#### Figure dataset records:
┌──

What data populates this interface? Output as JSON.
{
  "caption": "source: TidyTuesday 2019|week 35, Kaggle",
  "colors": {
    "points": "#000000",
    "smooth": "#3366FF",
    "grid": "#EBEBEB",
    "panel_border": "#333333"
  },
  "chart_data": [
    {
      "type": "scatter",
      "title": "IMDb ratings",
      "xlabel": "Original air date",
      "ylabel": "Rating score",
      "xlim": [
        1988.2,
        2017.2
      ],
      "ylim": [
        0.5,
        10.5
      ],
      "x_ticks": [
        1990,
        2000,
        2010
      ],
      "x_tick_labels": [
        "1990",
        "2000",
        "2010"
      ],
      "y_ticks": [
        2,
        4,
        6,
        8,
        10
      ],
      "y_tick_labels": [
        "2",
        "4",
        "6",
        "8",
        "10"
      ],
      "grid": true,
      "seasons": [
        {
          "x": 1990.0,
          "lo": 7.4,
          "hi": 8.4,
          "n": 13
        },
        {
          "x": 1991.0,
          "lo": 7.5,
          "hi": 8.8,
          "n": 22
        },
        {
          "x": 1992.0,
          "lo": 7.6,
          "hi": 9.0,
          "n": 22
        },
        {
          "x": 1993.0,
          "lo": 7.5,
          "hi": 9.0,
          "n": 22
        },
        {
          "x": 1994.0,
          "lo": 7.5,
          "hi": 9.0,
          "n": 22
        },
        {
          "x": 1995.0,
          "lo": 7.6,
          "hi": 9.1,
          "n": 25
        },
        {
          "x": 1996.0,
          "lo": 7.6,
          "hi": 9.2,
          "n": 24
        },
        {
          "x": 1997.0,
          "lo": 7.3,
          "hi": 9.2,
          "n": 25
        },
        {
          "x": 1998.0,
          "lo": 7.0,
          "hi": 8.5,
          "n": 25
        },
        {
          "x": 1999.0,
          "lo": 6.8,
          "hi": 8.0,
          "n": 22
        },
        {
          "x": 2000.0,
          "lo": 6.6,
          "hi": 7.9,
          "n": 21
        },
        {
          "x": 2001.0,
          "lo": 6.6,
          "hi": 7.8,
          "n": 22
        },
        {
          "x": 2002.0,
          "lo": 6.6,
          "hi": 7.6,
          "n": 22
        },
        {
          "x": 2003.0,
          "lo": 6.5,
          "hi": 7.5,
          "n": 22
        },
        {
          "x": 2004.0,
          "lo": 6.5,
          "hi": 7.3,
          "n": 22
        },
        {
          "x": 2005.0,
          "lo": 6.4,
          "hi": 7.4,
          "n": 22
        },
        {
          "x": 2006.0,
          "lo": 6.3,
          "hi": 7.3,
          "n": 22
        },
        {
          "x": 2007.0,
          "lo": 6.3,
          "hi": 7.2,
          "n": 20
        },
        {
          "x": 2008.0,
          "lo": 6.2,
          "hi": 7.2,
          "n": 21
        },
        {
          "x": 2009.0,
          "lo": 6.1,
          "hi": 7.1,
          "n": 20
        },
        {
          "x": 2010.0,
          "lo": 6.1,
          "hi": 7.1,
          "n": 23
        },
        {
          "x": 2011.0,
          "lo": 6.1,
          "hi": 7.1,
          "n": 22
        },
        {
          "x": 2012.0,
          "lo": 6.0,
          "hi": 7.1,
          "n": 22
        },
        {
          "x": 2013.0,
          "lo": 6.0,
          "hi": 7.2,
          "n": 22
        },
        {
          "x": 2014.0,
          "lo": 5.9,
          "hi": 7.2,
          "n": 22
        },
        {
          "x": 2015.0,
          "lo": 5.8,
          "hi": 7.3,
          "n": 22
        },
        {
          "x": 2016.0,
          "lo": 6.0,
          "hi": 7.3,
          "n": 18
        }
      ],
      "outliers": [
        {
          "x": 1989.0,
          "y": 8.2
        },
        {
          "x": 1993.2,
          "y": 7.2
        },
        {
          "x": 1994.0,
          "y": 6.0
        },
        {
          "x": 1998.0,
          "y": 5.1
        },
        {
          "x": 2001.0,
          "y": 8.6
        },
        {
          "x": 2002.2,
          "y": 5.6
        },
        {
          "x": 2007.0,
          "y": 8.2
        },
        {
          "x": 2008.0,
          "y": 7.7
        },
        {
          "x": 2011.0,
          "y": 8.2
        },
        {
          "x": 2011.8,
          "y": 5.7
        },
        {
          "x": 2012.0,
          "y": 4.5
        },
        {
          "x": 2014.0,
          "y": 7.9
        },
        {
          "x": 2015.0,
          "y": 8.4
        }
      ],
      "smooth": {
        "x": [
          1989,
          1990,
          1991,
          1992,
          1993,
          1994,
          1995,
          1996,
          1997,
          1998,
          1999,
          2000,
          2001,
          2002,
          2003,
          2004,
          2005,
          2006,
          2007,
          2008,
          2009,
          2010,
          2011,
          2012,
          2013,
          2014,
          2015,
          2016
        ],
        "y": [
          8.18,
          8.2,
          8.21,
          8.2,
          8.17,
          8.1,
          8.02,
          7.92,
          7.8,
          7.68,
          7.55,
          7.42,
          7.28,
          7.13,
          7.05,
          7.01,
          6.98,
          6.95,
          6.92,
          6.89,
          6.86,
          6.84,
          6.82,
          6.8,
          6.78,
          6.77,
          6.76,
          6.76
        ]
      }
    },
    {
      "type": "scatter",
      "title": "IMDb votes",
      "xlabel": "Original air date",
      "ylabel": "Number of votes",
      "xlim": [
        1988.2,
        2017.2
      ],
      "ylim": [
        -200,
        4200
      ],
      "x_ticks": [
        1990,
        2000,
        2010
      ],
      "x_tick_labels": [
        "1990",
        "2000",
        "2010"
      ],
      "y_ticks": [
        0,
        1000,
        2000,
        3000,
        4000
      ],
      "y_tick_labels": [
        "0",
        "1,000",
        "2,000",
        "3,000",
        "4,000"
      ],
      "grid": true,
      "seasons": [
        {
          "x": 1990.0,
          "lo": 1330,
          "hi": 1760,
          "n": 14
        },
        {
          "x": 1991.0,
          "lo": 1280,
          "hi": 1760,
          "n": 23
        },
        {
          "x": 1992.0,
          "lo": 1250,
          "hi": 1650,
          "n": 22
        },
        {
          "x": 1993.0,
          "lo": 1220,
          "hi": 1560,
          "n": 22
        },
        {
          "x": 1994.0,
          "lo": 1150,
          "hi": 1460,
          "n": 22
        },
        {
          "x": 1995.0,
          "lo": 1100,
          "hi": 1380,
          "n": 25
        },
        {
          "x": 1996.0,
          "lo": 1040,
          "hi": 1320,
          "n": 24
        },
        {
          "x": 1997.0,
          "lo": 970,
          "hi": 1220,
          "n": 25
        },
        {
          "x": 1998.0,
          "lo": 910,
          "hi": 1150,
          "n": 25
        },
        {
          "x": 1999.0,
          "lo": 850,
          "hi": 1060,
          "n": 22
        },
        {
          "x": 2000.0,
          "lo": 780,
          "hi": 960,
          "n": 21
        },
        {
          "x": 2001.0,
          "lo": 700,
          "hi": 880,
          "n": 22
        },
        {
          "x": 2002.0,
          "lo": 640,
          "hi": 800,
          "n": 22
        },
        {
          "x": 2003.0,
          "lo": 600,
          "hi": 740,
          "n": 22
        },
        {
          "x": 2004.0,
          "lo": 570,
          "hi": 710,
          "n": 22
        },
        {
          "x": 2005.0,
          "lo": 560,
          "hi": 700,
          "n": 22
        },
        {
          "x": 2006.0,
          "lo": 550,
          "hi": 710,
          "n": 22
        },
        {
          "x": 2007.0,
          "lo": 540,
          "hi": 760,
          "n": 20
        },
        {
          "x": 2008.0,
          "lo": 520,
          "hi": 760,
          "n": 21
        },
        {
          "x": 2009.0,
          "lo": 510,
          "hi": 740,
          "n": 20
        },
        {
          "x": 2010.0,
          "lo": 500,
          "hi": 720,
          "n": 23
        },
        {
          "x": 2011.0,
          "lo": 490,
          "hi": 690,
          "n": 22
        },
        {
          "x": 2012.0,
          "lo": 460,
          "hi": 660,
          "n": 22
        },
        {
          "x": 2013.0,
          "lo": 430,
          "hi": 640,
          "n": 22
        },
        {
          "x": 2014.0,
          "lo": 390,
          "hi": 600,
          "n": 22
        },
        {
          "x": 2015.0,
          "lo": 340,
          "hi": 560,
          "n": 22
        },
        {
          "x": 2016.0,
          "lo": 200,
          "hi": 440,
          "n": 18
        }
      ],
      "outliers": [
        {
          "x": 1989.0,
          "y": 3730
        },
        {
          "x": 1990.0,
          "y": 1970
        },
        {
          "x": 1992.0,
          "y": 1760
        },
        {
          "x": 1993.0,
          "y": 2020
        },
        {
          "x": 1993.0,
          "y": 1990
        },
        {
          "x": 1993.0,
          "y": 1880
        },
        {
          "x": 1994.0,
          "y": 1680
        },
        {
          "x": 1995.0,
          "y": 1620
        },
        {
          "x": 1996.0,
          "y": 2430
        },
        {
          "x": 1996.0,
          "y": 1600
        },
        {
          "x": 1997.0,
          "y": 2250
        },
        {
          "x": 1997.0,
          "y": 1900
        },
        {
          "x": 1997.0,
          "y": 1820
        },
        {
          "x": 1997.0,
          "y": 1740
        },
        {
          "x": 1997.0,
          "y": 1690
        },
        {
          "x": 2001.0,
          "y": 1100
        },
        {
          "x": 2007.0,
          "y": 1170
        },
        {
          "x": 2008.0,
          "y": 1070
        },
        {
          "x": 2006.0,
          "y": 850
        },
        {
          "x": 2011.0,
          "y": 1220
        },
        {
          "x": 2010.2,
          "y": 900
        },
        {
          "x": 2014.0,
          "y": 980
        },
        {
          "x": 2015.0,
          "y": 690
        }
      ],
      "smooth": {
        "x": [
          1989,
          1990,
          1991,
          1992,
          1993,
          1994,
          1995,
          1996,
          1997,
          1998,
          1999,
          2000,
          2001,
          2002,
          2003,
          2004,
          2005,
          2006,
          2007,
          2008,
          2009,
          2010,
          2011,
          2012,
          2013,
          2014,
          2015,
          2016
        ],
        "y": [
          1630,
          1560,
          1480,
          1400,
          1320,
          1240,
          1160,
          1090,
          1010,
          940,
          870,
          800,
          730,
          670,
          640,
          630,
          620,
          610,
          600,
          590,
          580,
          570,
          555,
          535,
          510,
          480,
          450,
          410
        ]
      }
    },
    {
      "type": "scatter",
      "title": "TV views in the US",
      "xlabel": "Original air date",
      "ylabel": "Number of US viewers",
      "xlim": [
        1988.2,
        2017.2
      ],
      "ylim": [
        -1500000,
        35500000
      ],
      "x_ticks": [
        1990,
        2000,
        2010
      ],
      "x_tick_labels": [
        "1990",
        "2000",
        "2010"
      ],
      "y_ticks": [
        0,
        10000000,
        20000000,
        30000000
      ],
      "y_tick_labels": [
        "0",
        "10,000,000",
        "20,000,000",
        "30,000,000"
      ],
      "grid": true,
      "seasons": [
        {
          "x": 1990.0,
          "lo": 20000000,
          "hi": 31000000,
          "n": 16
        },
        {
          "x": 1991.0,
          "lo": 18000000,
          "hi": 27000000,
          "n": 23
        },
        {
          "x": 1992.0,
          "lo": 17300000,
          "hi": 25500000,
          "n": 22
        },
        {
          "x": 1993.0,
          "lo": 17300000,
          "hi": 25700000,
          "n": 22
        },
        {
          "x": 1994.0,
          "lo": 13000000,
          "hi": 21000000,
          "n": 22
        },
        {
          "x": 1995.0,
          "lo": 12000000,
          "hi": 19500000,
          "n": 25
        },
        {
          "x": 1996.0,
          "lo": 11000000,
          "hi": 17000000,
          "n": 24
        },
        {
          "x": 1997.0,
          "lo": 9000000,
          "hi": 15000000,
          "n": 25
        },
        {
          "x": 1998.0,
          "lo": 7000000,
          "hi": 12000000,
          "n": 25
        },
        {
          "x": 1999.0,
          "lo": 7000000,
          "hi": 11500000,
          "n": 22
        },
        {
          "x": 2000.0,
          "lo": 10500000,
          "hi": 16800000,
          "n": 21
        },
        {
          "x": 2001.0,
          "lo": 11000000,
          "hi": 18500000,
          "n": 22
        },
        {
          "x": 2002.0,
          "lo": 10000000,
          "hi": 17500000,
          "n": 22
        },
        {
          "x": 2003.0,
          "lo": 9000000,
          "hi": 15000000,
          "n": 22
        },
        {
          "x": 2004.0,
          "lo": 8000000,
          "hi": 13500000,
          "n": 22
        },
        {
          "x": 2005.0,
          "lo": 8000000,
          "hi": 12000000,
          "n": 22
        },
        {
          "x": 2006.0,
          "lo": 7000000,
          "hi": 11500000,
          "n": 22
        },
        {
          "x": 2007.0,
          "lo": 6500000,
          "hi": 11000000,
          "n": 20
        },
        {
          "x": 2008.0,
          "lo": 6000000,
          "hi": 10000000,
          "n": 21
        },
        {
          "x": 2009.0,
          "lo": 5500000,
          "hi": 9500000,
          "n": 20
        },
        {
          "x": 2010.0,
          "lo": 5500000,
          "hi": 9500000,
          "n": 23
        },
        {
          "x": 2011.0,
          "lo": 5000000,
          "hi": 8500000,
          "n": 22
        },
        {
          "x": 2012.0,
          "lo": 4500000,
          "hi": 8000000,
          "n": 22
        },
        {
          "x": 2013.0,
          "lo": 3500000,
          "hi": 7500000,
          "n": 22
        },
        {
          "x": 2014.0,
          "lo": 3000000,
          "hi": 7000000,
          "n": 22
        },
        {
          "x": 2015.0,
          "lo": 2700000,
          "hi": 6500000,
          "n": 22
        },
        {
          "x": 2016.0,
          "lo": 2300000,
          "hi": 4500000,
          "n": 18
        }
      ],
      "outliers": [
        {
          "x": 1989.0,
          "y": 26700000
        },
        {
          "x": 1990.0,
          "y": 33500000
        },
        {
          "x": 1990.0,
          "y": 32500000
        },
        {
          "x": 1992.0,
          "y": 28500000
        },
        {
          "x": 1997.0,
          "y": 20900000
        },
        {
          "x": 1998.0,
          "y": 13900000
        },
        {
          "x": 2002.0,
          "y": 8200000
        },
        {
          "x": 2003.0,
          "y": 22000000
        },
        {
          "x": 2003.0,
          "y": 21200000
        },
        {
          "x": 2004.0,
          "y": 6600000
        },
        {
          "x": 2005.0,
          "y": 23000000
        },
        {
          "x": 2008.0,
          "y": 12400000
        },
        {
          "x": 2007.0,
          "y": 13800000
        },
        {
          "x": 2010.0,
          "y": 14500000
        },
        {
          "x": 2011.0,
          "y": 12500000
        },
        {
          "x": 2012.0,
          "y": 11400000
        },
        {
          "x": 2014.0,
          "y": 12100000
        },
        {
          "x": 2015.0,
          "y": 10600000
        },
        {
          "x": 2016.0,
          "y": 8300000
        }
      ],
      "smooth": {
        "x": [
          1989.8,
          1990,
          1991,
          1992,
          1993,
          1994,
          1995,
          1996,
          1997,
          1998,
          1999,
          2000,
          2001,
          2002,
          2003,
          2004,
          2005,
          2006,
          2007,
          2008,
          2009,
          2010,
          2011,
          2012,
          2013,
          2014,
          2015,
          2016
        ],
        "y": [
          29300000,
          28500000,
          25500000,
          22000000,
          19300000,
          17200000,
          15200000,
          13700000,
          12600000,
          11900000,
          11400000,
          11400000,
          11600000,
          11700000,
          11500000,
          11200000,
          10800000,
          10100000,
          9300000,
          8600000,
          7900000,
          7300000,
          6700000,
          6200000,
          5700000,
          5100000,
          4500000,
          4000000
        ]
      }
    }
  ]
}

└──

#### Task:
Find every line in the records that has the string "ylabel", then state how many there are and nothing else.

#### Final result:
3